**STATED EXERCISE:**
Write out the listing below in full and exactly, leaving out every picture.
%%
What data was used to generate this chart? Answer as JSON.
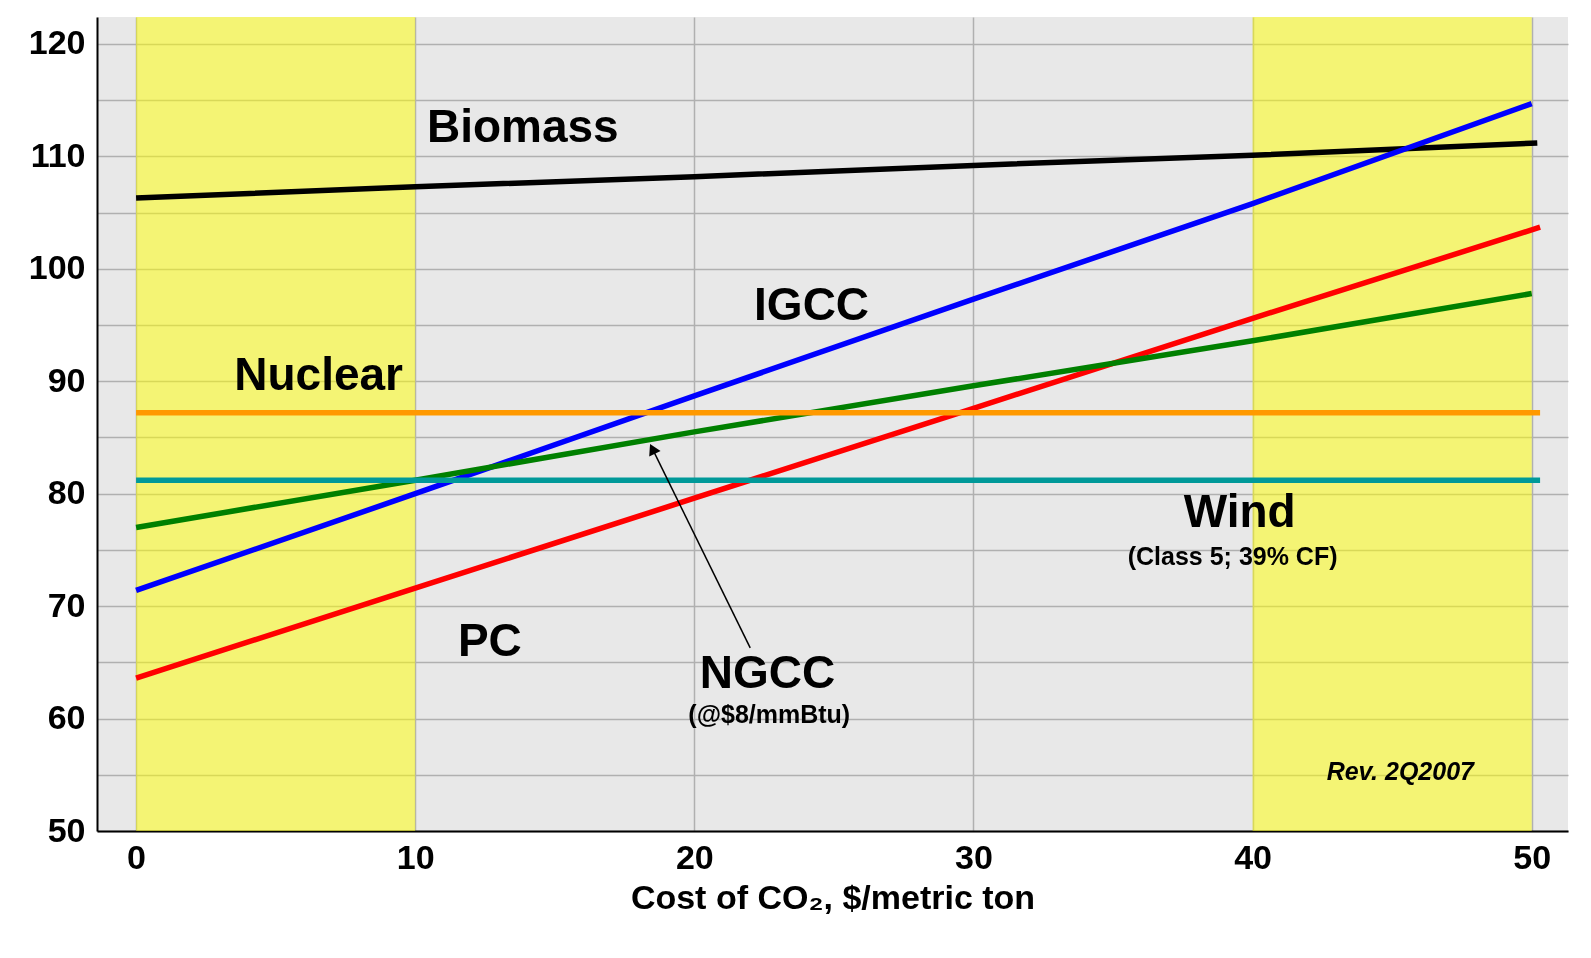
{
  "chart_data": {
    "type": "line",
    "xlabel": "Cost of CO₂, $/metric ton",
    "xlim": [
      -1.4,
      51.3
    ],
    "xticks": [
      0,
      10,
      20,
      30,
      40,
      50
    ],
    "ylim": [
      50,
      122.4
    ],
    "yticks": [
      50,
      {
        "value": 55,
        "label": null
      },
      60,
      {
        "value": 65,
        "label": null
      },
      70,
      {
        "value": 75,
        "label": null
      },
      80,
      {
        "value": 85,
        "label": null
      },
      90,
      {
        "value": 95,
        "label": null
      },
      100,
      {
        "value": 105,
        "label": null
      },
      110,
      {
        "value": 115,
        "label": null
      },
      120
    ],
    "grid": true,
    "marker": "none",
    "line_style": "solid",
    "series": [
      {
        "name": "Biomass",
        "color": "#000000",
        "x": [
          0,
          10,
          20,
          30,
          40,
          50.2
        ],
        "values": [
          106.3,
          107.3,
          108.2,
          109.2,
          110.1,
          111.2
        ]
      },
      {
        "name": "IGCC",
        "color": "#0000ff",
        "x": [
          0,
          10,
          20,
          30,
          40,
          50
        ],
        "values": [
          71.4,
          80,
          88.7,
          97.3,
          105.8,
          114.7
        ]
      },
      {
        "name": "PC",
        "color": "#ff0000",
        "x": [
          0,
          10,
          20,
          30,
          40,
          50.3
        ],
        "values": [
          63.6,
          71.6,
          79.6,
          87.6,
          95.6,
          103.7
        ]
      },
      {
        "name": "NGCC",
        "color": "#008000",
        "x": [
          0,
          10,
          20,
          30,
          40,
          50
        ],
        "values": [
          77,
          81.2,
          85.5,
          89.6,
          93.6,
          97.8
        ]
      },
      {
        "name": "Nuclear",
        "color": "#ff9900",
        "x": [
          0,
          50.3
        ],
        "values": [
          87.2,
          87.2
        ]
      },
      {
        "name": "Wind",
        "color": "#009999",
        "x": [
          0,
          50.3
        ],
        "values": [
          81.2,
          81.2
        ]
      }
    ],
    "bands": [
      {
        "axis": "x",
        "from": 0,
        "to": 10,
        "color": "#ffff00"
      },
      {
        "axis": "x",
        "from": 40,
        "to": 50,
        "color": "#ffff00"
      }
    ],
    "annotations": [
      "(Class 5; 39% CF)",
      "(@$8/mmBtu)",
      "Rev. 2Q2007"
    ]
  }
}
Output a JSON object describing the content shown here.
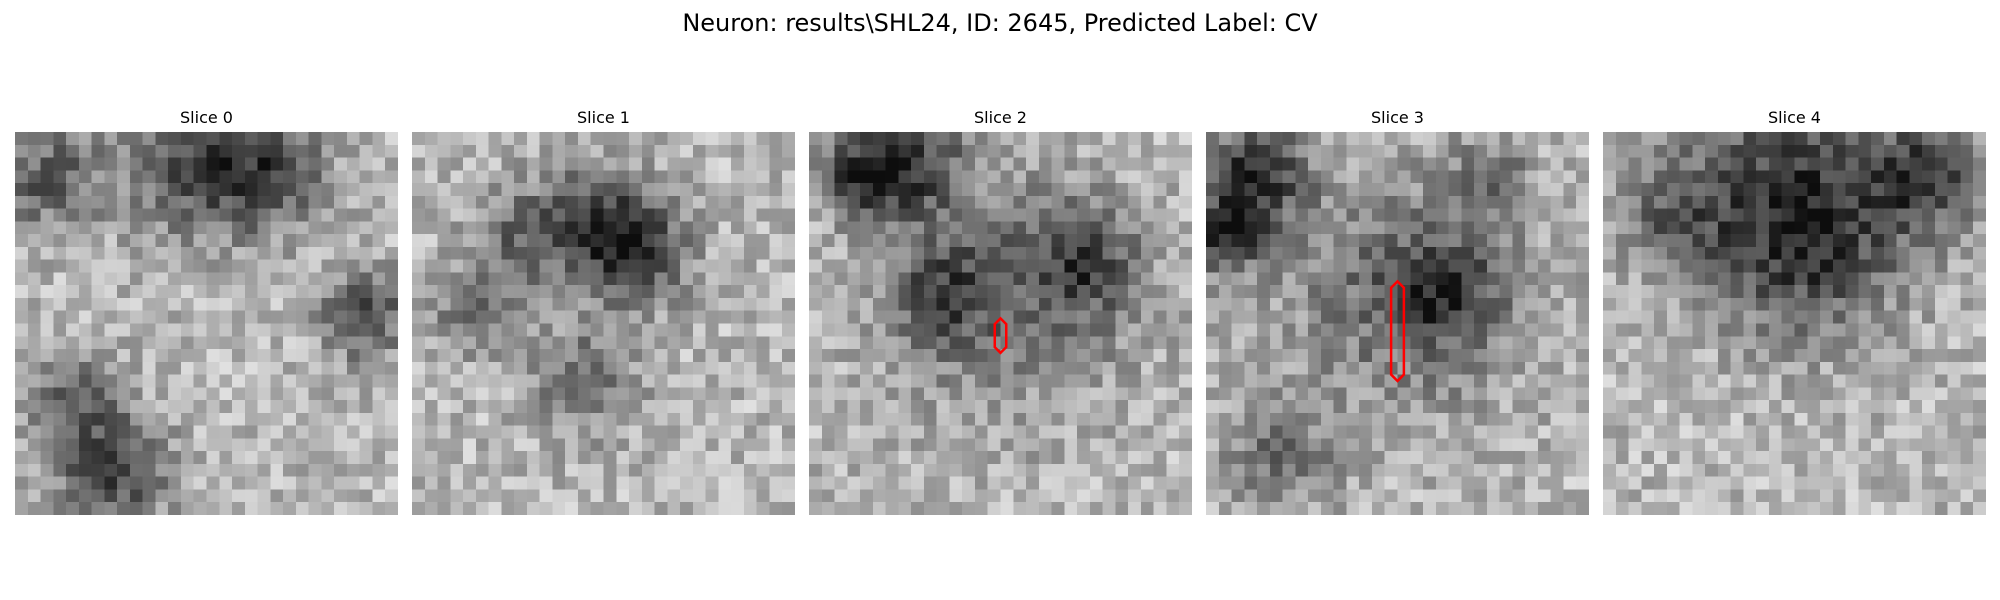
{
  "figure": {
    "title": "Neuron: results\\SHL24, ID: 2645, Predicted Label: CV"
  },
  "panels": [
    {
      "title": "Slice 0",
      "seed": 11,
      "roi": null
    },
    {
      "title": "Slice 1",
      "seed": 23,
      "roi": null
    },
    {
      "title": "Slice 2",
      "seed": 37,
      "roi": {
        "cx": 15,
        "y0": 14.6,
        "y1": 17.3,
        "hw": 0.45
      }
    },
    {
      "title": "Slice 3",
      "seed": 41,
      "roi": {
        "cx": 15,
        "y0": 11.7,
        "y1": 19.5,
        "hw": 0.5
      }
    },
    {
      "title": "Slice 4",
      "seed": 53,
      "roi": null
    }
  ],
  "colors": {
    "roi_outline": "#ff0000",
    "background": "#ffffff"
  },
  "image_grid": 30
}
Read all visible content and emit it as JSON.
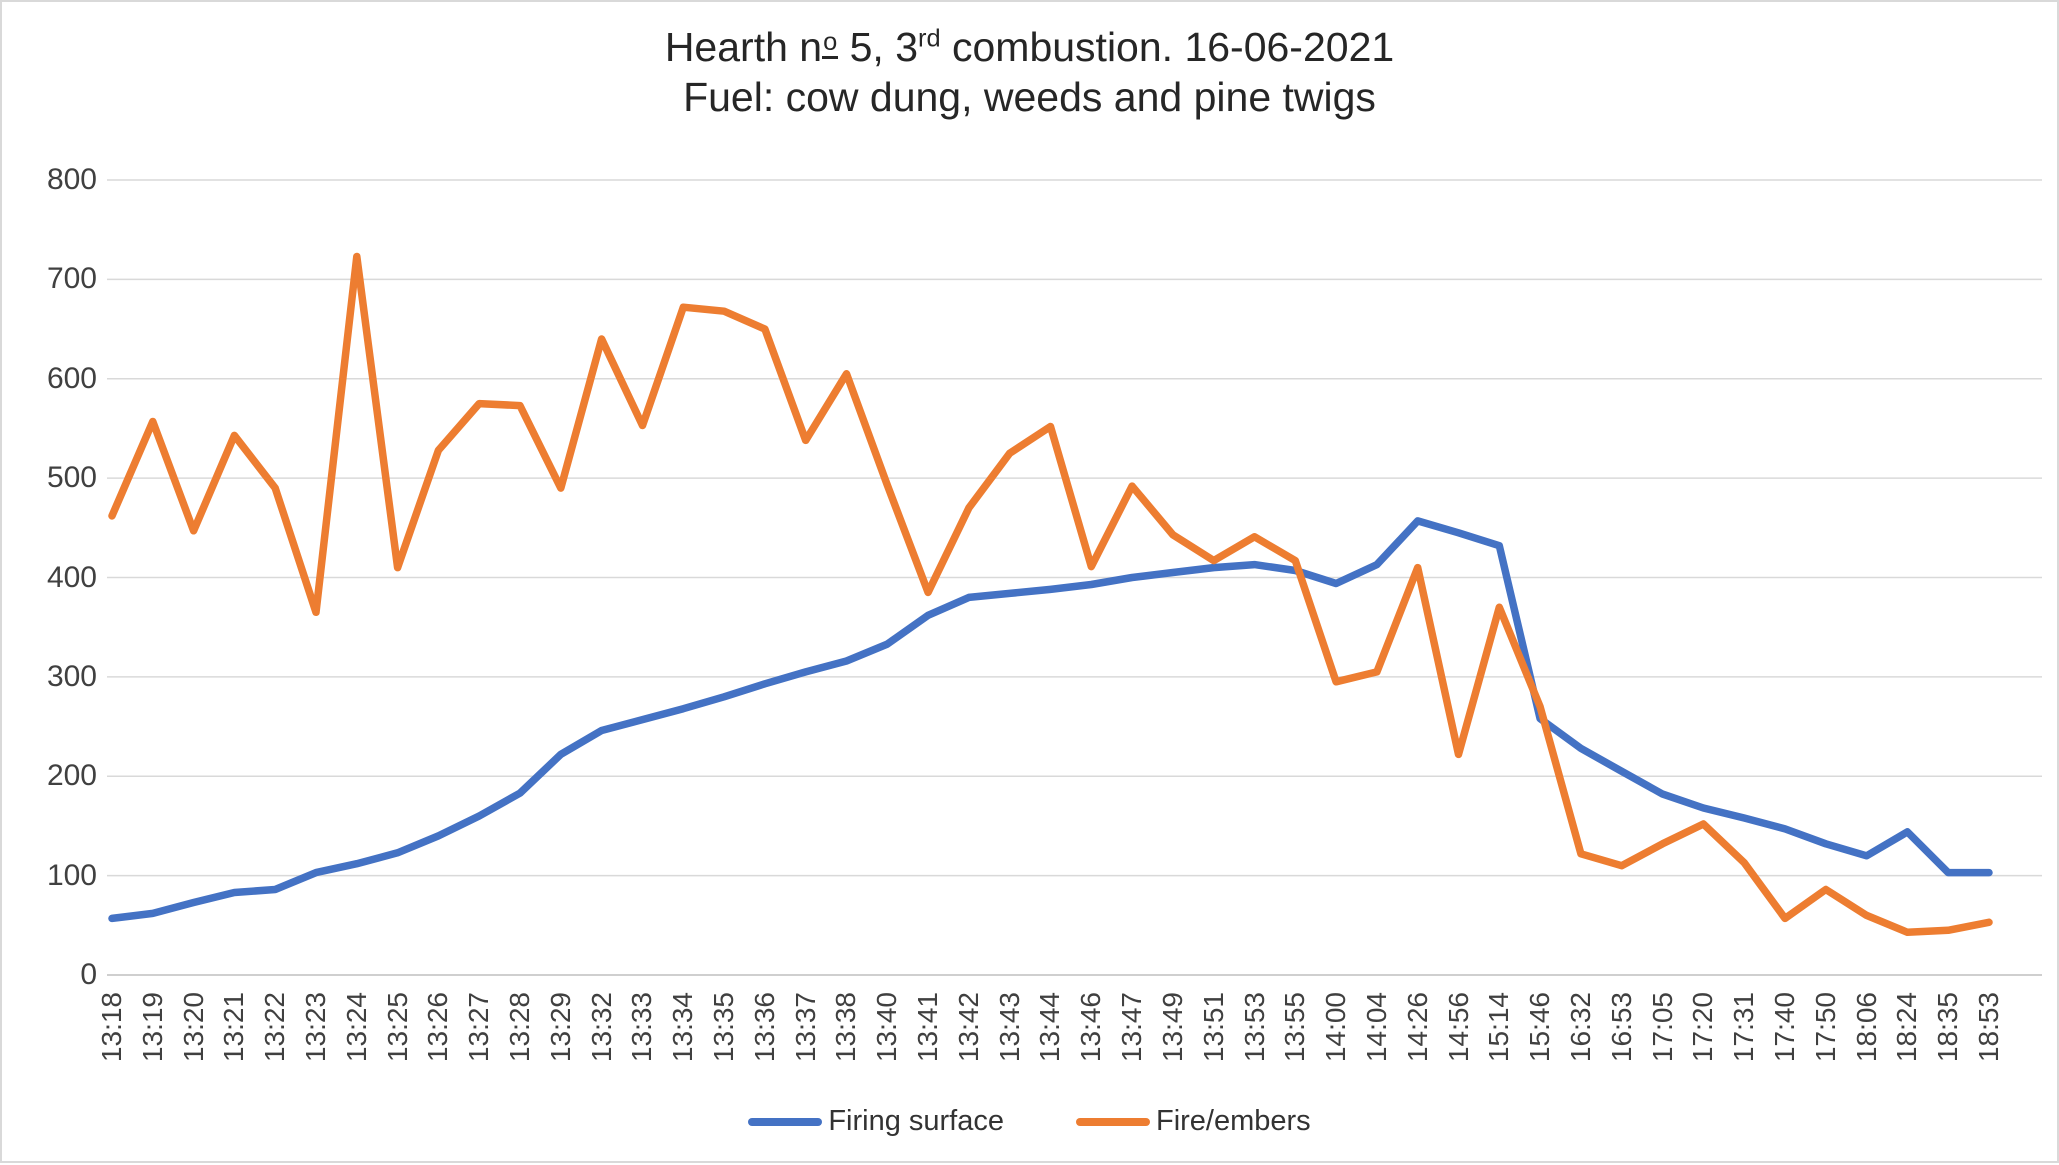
{
  "chart_data": {
    "type": "line",
    "title": "Hearth nº 5, 3rd combustion. 16-06-2021",
    "title_parts": {
      "pre": "Hearth n",
      "ordinal": "o",
      "mid": " 5, 3",
      "sup": "rd",
      "post": " combustion. 16-06-2021"
    },
    "subtitle": "Fuel: cow dung, weeds and pine twigs",
    "categories": [
      "13:18",
      "13:19",
      "13:20",
      "13:21",
      "13:22",
      "13:23",
      "13:24",
      "13:25",
      "13:26",
      "13:27",
      "13:28",
      "13:29",
      "13:32",
      "13:33",
      "13:34",
      "13:35",
      "13:36",
      "13:37",
      "13:38",
      "13:40",
      "13:41",
      "13:42",
      "13:43",
      "13:44",
      "13:46",
      "13:47",
      "13:49",
      "13:51",
      "13:53",
      "13:55",
      "14:00",
      "14:04",
      "14:26",
      "14:56",
      "15:14",
      "15:46",
      "16:32",
      "16:53",
      "17:05",
      "17:20",
      "17:31",
      "17:40",
      "17:50",
      "18:06",
      "18:24",
      "18:35",
      "18:53"
    ],
    "series": [
      {
        "name": "Firing surface",
        "color": "#4472C4",
        "values": [
          57,
          62,
          73,
          83,
          86,
          103,
          112,
          123,
          140,
          160,
          183,
          222,
          246,
          257,
          268,
          280,
          293,
          305,
          316,
          333,
          362,
          380,
          384,
          388,
          393,
          400,
          405,
          410,
          413,
          407,
          394,
          413,
          457,
          445,
          432,
          258,
          228,
          205,
          182,
          168,
          158,
          147,
          132,
          120,
          144,
          103,
          103
        ]
      },
      {
        "name": "Fire/embers",
        "color": "#ED7D31",
        "values": [
          462,
          557,
          447,
          543,
          490,
          365,
          723,
          410,
          528,
          575,
          573,
          490,
          640,
          553,
          672,
          668,
          650,
          538,
          605,
          493,
          385,
          470,
          525,
          552,
          411,
          492,
          443,
          417,
          441,
          417,
          295,
          305,
          410,
          222,
          370,
          270,
          122,
          110,
          132,
          152,
          113,
          57,
          86,
          60,
          43,
          45,
          53
        ]
      }
    ],
    "y_axis": {
      "min": 0,
      "max": 800,
      "step": 100,
      "tick_labels": [
        "0",
        "100",
        "200",
        "300",
        "400",
        "500",
        "600",
        "700",
        "800"
      ]
    },
    "x_axis_label_rotation": -90,
    "grid": true,
    "legend_position": "bottom",
    "gridline_color": "#D9D9D9",
    "axis_line_color": "#BFBFBF",
    "axis_text_color": "#404040",
    "title_color": "#262626",
    "background_color": "#FFFFFF"
  }
}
%%
**FINISHED EXERCISE:**
What data was used to generate this chart? Answer as JSON.
{
  "chart_data": {
    "type": "line",
    "xlabel": "Cost of CO₂, $/metric ton",
    "xlim": [
      -1.4,
      51.3
    ],
    "xticks": [
      0,
      10,
      20,
      30,
      40,
      50
    ],
    "ylim": [
      50,
      122.4
    ],
    "yticks": [
      50,
      {
        "value": 55,
        "label": null
      },
      60,
      {
        "value": 65,
        "label": null
      },
      70,
      {
        "value": 75,
        "label": null
      },
      80,
      {
        "value": 85,
        "label": null
      },
      90,
      {
        "value": 95,
        "label": null
      },
      100,
      {
        "value": 105,
        "label": null
      },
      110,
      {
        "value": 115,
        "label": null
      },
      120
    ],
    "grid": true,
    "marker": "none",
    "line_style": "solid",
    "series": [
      {
        "name": "Biomass",
        "color": "#000000",
        "x": [
          0,
          10,
          20,
          30,
          40,
          50.2
        ],
        "values": [
          106.3,
          107.3,
          108.2,
          109.2,
          110.1,
          111.2
        ]
      },
      {
        "name": "IGCC",
        "color": "#0000ff",
        "x": [
          0,
          10,
          20,
          30,
          40,
          50
        ],
        "values": [
          71.4,
          80,
          88.7,
          97.3,
          105.8,
          114.7
        ]
      },
      {
        "name": "PC",
        "color": "#ff0000",
        "x": [
          0,
          10,
          20,
          30,
          40,
          50.3
        ],
        "values": [
          63.6,
          71.6,
          79.6,
          87.6,
          95.6,
          103.7
        ]
      },
      {
        "name": "NGCC",
        "color": "#008000",
        "x": [
          0,
          10,
          20,
          30,
          40,
          50
        ],
        "values": [
          77,
          81.2,
          85.5,
          89.6,
          93.6,
          97.8
        ]
      },
      {
        "name": "Nuclear",
        "color": "#ff9900",
        "x": [
          0,
          50.3
        ],
        "values": [
          87.2,
          87.2
        ]
      },
      {
        "name": "Wind",
        "color": "#009999",
        "x": [
          0,
          50.3
        ],
        "values": [
          81.2,
          81.2
        ]
      }
    ],
    "bands": [
      {
        "axis": "x",
        "from": 0,
        "to": 10,
        "color": "#ffff00"
      },
      {
        "axis": "x",
        "from": 40,
        "to": 50,
        "color": "#ffff00"
      }
    ],
    "annotations": [
      "(Class 5; 39% CF)",
      "(@$8/mmBtu)",
      "Rev. 2Q2007"
    ]
  }
}
Output a JSON object describing the content shown here.
{
  "figure": {
    "title": "Neuron: results\\SHL24, ID: 2645, Predicted Label: CV"
  },
  "panels": [
    {
      "title": "Slice 0",
      "seed": 11,
      "roi": null
    },
    {
      "title": "Slice 1",
      "seed": 23,
      "roi": null
    },
    {
      "title": "Slice 2",
      "seed": 37,
      "roi": {
        "cx": 15,
        "y0": 14.6,
        "y1": 17.3,
        "hw": 0.45
      }
    },
    {
      "title": "Slice 3",
      "seed": 41,
      "roi": {
        "cx": 15,
        "y0": 11.7,
        "y1": 19.5,
        "hw": 0.5
      }
    },
    {
      "title": "Slice 4",
      "seed": 53,
      "roi": null
    }
  ],
  "colors": {
    "roi_outline": "#ff0000",
    "background": "#ffffff"
  },
  "image_grid": 30
}
Read all visible content and emit it as JSON.
{
  "chart_data": {
    "type": "line",
    "title": "Hearth nº 5, 3rd combustion. 16-06-2021",
    "title_parts": {
      "pre": "Hearth n",
      "ordinal": "o",
      "mid": " 5, 3",
      "sup": "rd",
      "post": " combustion. 16-06-2021"
    },
    "subtitle": "Fuel: cow dung, weeds and pine twigs",
    "categories": [
      "13:18",
      "13:19",
      "13:20",
      "13:21",
      "13:22",
      "13:23",
      "13:24",
      "13:25",
      "13:26",
      "13:27",
      "13:28",
      "13:29",
      "13:32",
      "13:33",
      "13:34",
      "13:35",
      "13:36",
      "13:37",
      "13:38",
      "13:40",
      "13:41",
      "13:42",
      "13:43",
      "13:44",
      "13:46",
      "13:47",
      "13:49",
      "13:51",
      "13:53",
      "13:55",
      "14:00",
      "14:04",
      "14:26",
      "14:56",
      "15:14",
      "15:46",
      "16:32",
      "16:53",
      "17:05",
      "17:20",
      "17:31",
      "17:40",
      "17:50",
      "18:06",
      "18:24",
      "18:35",
      "18:53"
    ],
    "series": [
      {
        "name": "Firing surface",
        "color": "#4472C4",
        "values": [
          57,
          62,
          73,
          83,
          86,
          103,
          112,
          123,
          140,
          160,
          183,
          222,
          246,
          257,
          268,
          280,
          293,
          305,
          316,
          333,
          362,
          380,
          384,
          388,
          393,
          400,
          405,
          410,
          413,
          407,
          394,
          413,
          457,
          445,
          432,
          258,
          228,
          205,
          182,
          168,
          158,
          147,
          132,
          120,
          144,
          103,
          103
        ]
      },
      {
        "name": "Fire/embers",
        "color": "#ED7D31",
        "values": [
          462,
          557,
          447,
          543,
          490,
          365,
          723,
          410,
          528,
          575,
          573,
          490,
          640,
          553,
          672,
          668,
          650,
          538,
          605,
          493,
          385,
          470,
          525,
          552,
          411,
          492,
          443,
          417,
          441,
          417,
          295,
          305,
          410,
          222,
          370,
          270,
          122,
          110,
          132,
          152,
          113,
          57,
          86,
          60,
          43,
          45,
          53
        ]
      }
    ],
    "y_axis": {
      "min": 0,
      "max": 800,
      "step": 100,
      "tick_labels": [
        "0",
        "100",
        "200",
        "300",
        "400",
        "500",
        "600",
        "700",
        "800"
      ]
    },
    "x_axis_label_rotation": -90,
    "grid": true,
    "legend_position": "bottom",
    "gridline_color": "#D9D9D9",
    "axis_line_color": "#BFBFBF",
    "axis_text_color": "#404040",
    "title_color": "#262626",
    "background_color": "#FFFFFF"
  }
}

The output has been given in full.